>>>
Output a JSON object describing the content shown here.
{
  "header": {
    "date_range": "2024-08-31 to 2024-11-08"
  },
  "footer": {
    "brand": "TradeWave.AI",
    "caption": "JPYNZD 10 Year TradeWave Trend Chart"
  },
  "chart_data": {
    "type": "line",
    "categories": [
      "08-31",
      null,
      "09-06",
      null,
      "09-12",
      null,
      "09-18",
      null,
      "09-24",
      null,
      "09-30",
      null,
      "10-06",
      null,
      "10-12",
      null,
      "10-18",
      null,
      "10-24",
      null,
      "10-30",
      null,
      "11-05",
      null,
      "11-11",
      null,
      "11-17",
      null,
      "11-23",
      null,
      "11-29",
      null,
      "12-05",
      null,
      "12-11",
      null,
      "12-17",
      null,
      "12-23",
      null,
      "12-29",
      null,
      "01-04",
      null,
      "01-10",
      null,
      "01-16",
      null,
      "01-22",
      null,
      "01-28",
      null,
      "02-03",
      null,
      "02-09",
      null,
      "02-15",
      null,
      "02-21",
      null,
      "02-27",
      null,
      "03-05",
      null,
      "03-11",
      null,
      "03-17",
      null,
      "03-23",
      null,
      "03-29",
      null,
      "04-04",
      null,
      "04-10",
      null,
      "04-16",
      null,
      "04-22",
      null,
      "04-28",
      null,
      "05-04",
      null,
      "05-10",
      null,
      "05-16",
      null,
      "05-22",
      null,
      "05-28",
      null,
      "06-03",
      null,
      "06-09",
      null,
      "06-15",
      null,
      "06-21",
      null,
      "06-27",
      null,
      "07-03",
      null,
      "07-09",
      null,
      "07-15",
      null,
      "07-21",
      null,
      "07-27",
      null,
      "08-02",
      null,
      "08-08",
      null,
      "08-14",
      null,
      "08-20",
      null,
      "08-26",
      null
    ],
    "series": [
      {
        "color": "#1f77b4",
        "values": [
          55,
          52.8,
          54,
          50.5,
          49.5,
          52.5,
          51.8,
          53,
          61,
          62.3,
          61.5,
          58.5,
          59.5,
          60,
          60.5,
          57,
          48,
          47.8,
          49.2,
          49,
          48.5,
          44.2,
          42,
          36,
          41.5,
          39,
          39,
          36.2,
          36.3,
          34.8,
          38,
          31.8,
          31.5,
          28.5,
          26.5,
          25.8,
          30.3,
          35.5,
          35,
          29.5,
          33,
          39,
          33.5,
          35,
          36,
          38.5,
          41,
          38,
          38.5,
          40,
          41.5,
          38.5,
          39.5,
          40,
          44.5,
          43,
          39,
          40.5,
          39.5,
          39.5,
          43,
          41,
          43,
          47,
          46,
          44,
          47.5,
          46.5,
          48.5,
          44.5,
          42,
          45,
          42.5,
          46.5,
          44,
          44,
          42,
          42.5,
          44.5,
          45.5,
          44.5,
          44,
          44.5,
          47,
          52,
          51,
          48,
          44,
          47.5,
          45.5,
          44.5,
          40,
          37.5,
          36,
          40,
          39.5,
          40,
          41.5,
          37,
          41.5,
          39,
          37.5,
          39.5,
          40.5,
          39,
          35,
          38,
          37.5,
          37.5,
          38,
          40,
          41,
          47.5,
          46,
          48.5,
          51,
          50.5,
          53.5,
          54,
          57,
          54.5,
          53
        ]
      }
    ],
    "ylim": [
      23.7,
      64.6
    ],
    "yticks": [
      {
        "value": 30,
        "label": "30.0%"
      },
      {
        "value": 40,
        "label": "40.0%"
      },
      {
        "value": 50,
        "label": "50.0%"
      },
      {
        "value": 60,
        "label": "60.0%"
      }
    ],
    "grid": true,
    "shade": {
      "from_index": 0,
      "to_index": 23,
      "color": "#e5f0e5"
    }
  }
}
<<<
Task details -
Reproduce the records in full, exactly as written.

Written reply -
Output a JSON object describing the content shown here.
{
  "header": {
    "date_range": "2024-08-31 to 2024-11-08"
  },
  "footer": {
    "brand": "TradeWave.AI",
    "caption": "JPYNZD 10 Year TradeWave Trend Chart"
  },
  "chart_data": {
    "type": "line",
    "categories": [
      "08-31",
      null,
      "09-06",
      null,
      "09-12",
      null,
      "09-18",
      null,
      "09-24",
      null,
      "09-30",
      null,
      "10-06",
      null,
      "10-12",
      null,
      "10-18",
      null,
      "10-24",
      null,
      "10-30",
      null,
      "11-05",
      null,
      "11-11",
      null,
      "11-17",
      null,
      "11-23",
      null,
      "11-29",
      null,
      "12-05",
      null,
      "12-11",
      null,
      "12-17",
      null,
      "12-23",
      null,
      "12-29",
      null,
      "01-04",
      null,
      "01-10",
      null,
      "01-16",
      null,
      "01-22",
      null,
      "01-28",
      null,
      "02-03",
      null,
      "02-09",
      null,
      "02-15",
      null,
      "02-21",
      null,
      "02-27",
      null,
      "03-05",
      null,
      "03-11",
      null,
      "03-17",
      null,
      "03-23",
      null,
      "03-29",
      null,
      "04-04",
      null,
      "04-10",
      null,
      "04-16",
      null,
      "04-22",
      null,
      "04-28",
      null,
      "05-04",
      null,
      "05-10",
      null,
      "05-16",
      null,
      "05-22",
      null,
      "05-28",
      null,
      "06-03",
      null,
      "06-09",
      null,
      "06-15",
      null,
      "06-21",
      null,
      "06-27",
      null,
      "07-03",
      null,
      "07-09",
      null,
      "07-15",
      null,
      "07-21",
      null,
      "07-27",
      null,
      "08-02",
      null,
      "08-08",
      null,
      "08-14",
      null,
      "08-20",
      null,
      "08-26",
      null
    ],
    "series": [
      {
        "color": "#1f77b4",
        "values": [
          55,
          52.8,
          54,
          50.5,
          49.5,
          52.5,
          51.8,
          53,
          61,
          62.3,
          61.5,
          58.5,
          59.5,
          60,
          60.5,
          57,
          48,
          47.8,
          49.2,
          49,
          48.5,
          44.2,
          42,
          36,
          41.5,
          39,
          39,
          36.2,
          36.3,
          34.8,
          38,
          31.8,
          31.5,
          28.5,
          26.5,
          25.8,
          30.3,
          35.5,
          35,
          29.5,
          33,
          39,
          33.5,
          35,
          36,
          38.5,
          41,
          38,
          38.5,
          40,
          41.5,
          38.5,
          39.5,
          40,
          44.5,
          43,
          39,
          40.5,
          39.5,
          39.5,
          43,
          41,
          43,
          47,
          46,
          44,
          47.5,
          46.5,
          48.5,
          44.5,
          42,
          45,
          42.5,
          46.5,
          44,
          44,
          42,
          42.5,
          44.5,
          45.5,
          44.5,
          44,
          44.5,
          47,
          52,
          51,
          48,
          44,
          47.5,
          45.5,
          44.5,
          40,
          37.5,
          36,
          40,
          39.5,
          40,
          41.5,
          37,
          41.5,
          39,
          37.5,
          39.5,
          40.5,
          39,
          35,
          38,
          37.5,
          37.5,
          38,
          40,
          41,
          47.5,
          46,
          48.5,
          51,
          50.5,
          53.5,
          54,
          57,
          54.5,
          53
        ]
      }
    ],
    "ylim": [
      23.7,
      64.6
    ],
    "yticks": [
      {
        "value": 30,
        "label": "30.0%"
      },
      {
        "value": 40,
        "label": "40.0%"
      },
      {
        "value": 50,
        "label": "50.0%"
      },
      {
        "value": 60,
        "label": "60.0%"
      }
    ],
    "grid": true,
    "shade": {
      "from_index": 0,
      "to_index": 23,
      "color": "#e5f0e5"
    }
  }
}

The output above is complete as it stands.